_Stated problem_.
Extract each record and reproduce it exactly.

_Given entries_.
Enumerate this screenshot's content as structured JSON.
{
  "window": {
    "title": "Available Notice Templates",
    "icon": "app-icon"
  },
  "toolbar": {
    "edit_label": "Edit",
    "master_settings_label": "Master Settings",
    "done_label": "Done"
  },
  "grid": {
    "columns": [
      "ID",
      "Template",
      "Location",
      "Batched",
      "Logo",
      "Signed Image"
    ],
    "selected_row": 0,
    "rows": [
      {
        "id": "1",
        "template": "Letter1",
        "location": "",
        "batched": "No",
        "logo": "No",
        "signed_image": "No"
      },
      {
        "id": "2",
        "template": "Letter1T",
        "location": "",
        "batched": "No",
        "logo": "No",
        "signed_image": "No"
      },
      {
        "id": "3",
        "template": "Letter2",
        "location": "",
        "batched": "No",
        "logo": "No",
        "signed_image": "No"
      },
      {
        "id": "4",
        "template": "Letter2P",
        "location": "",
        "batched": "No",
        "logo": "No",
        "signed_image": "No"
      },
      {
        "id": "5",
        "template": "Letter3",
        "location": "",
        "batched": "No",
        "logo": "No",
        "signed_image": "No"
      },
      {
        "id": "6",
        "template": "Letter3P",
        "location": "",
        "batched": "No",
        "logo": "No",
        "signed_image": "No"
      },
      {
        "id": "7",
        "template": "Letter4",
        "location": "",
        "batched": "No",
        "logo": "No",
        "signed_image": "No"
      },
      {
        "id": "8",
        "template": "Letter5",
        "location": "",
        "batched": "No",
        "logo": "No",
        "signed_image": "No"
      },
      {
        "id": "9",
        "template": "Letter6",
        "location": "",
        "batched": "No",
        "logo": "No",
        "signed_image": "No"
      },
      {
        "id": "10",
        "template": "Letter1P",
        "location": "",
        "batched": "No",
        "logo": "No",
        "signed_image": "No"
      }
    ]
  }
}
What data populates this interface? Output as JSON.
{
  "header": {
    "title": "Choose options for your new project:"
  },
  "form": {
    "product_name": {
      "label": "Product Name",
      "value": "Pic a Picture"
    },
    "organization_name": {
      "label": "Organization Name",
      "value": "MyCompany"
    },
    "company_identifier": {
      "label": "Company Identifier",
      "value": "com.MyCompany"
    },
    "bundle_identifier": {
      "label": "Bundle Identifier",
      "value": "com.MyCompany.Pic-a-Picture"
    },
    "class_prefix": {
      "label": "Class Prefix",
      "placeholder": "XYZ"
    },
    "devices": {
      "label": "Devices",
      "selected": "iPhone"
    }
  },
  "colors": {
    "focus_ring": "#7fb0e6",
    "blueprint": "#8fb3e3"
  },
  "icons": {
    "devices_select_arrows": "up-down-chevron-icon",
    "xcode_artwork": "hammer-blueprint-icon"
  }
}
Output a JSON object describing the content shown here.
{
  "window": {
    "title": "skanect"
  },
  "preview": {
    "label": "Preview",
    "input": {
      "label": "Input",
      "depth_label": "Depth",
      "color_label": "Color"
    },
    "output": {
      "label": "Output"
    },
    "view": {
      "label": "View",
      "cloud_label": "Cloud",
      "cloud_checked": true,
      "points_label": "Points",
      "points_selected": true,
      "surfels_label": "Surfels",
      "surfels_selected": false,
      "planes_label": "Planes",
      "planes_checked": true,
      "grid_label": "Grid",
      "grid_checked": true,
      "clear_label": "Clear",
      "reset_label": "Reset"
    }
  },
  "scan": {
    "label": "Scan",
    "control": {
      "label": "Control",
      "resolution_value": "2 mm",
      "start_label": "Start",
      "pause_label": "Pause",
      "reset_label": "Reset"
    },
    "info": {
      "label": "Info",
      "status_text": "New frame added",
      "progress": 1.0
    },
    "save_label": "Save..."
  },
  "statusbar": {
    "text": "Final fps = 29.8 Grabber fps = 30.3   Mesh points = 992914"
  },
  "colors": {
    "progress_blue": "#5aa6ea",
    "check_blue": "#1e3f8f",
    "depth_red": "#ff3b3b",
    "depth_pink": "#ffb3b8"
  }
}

_Response to the task_.
Enumerate this screenshot's content as structured JSON.
{
  "window": {
    "title": "Available Notice Templates",
    "icon": "app-icon"
  },
  "toolbar": {
    "edit_label": "Edit",
    "master_settings_label": "Master Settings",
    "done_label": "Done"
  },
  "grid": {
    "columns": [
      "ID",
      "Template",
      "Location",
      "Batched",
      "Logo",
      "Signed Image"
    ],
    "selected_row": 0,
    "rows": [
      {
        "id": "1",
        "template": "Letter1",
        "location": "",
        "batched": "No",
        "logo": "No",
        "signed_image": "No"
      },
      {
        "id": "2",
        "template": "Letter1T",
        "location": "",
        "batched": "No",
        "logo": "No",
        "signed_image": "No"
      },
      {
        "id": "3",
        "template": "Letter2",
        "location": "",
        "batched": "No",
        "logo": "No",
        "signed_image": "No"
      },
      {
        "id": "4",
        "template": "Letter2P",
        "location": "",
        "batched": "No",
        "logo": "No",
        "signed_image": "No"
      },
      {
        "id": "5",
        "template": "Letter3",
        "location": "",
        "batched": "No",
        "logo": "No",
        "signed_image": "No"
      },
      {
        "id": "6",
        "template": "Letter3P",
        "location": "",
        "batched": "No",
        "logo": "No",
        "signed_image": "No"
      },
      {
        "id": "7",
        "template": "Letter4",
        "location": "",
        "batched": "No",
        "logo": "No",
        "signed_image": "No"
      },
      {
        "id": "8",
        "template": "Letter5",
        "location": "",
        "batched": "No",
        "logo": "No",
        "signed_image": "No"
      },
      {
        "id": "9",
        "template": "Letter6",
        "location": "",
        "batched": "No",
        "logo": "No",
        "signed_image": "No"
      },
      {
        "id": "10",
        "template": "Letter1P",
        "location": "",
        "batched": "No",
        "logo": "No",
        "signed_image": "No"
      }
    ]
  }
}
What data populates this interface? Output as JSON.
{
  "header": {
    "title": "Choose options for your new project:"
  },
  "form": {
    "product_name": {
      "label": "Product Name",
      "value": "Pic a Picture"
    },
    "organization_name": {
      "label": "Organization Name",
      "value": "MyCompany"
    },
    "company_identifier": {
      "label": "Company Identifier",
      "value": "com.MyCompany"
    },
    "bundle_identifier": {
      "label": "Bundle Identifier",
      "value": "com.MyCompany.Pic-a-Picture"
    },
    "class_prefix": {
      "label": "Class Prefix",
      "placeholder": "XYZ"
    },
    "devices": {
      "label": "Devices",
      "selected": "iPhone"
    }
  },
  "colors": {
    "focus_ring": "#7fb0e6",
    "blueprint": "#8fb3e3"
  },
  "icons": {
    "devices_select_arrows": "up-down-chevron-icon",
    "xcode_artwork": "hammer-blueprint-icon"
  }
}
Output a JSON object describing the content shown here.
{
  "window": {
    "title": "skanect"
  },
  "preview": {
    "label": "Preview",
    "input": {
      "label": "Input",
      "depth_label": "Depth",
      "color_label": "Color"
    },
    "output": {
      "label": "Output"
    },
    "view": {
      "label": "View",
      "cloud_label": "Cloud",
      "cloud_checked": true,
      "points_label": "Points",
      "points_selected": true,
      "surfels_label": "Surfels",
      "surfels_selected": false,
      "planes_label": "Planes",
      "planes_checked": true,
      "grid_label": "Grid",
      "grid_checked": true,
      "clear_label": "Clear",
      "reset_label": "Reset"
    }
  },
  "scan": {
    "label": "Scan",
    "control": {
      "label": "Control",
      "resolution_value": "2 mm",
      "start_label": "Start",
      "pause_label": "Pause",
      "reset_label": "Reset"
    },
    "info": {
      "label": "Info",
      "status_text": "New frame added",
      "progress": 1.0
    },
    "save_label": "Save..."
  },
  "statusbar": {
    "text": "Final fps = 29.8 Grabber fps = 30.3   Mesh points = 992914"
  },
  "colors": {
    "progress_blue": "#5aa6ea",
    "check_blue": "#1e3f8f",
    "depth_red": "#ff3b3b",
    "depth_pink": "#ffb3b8"
  }
}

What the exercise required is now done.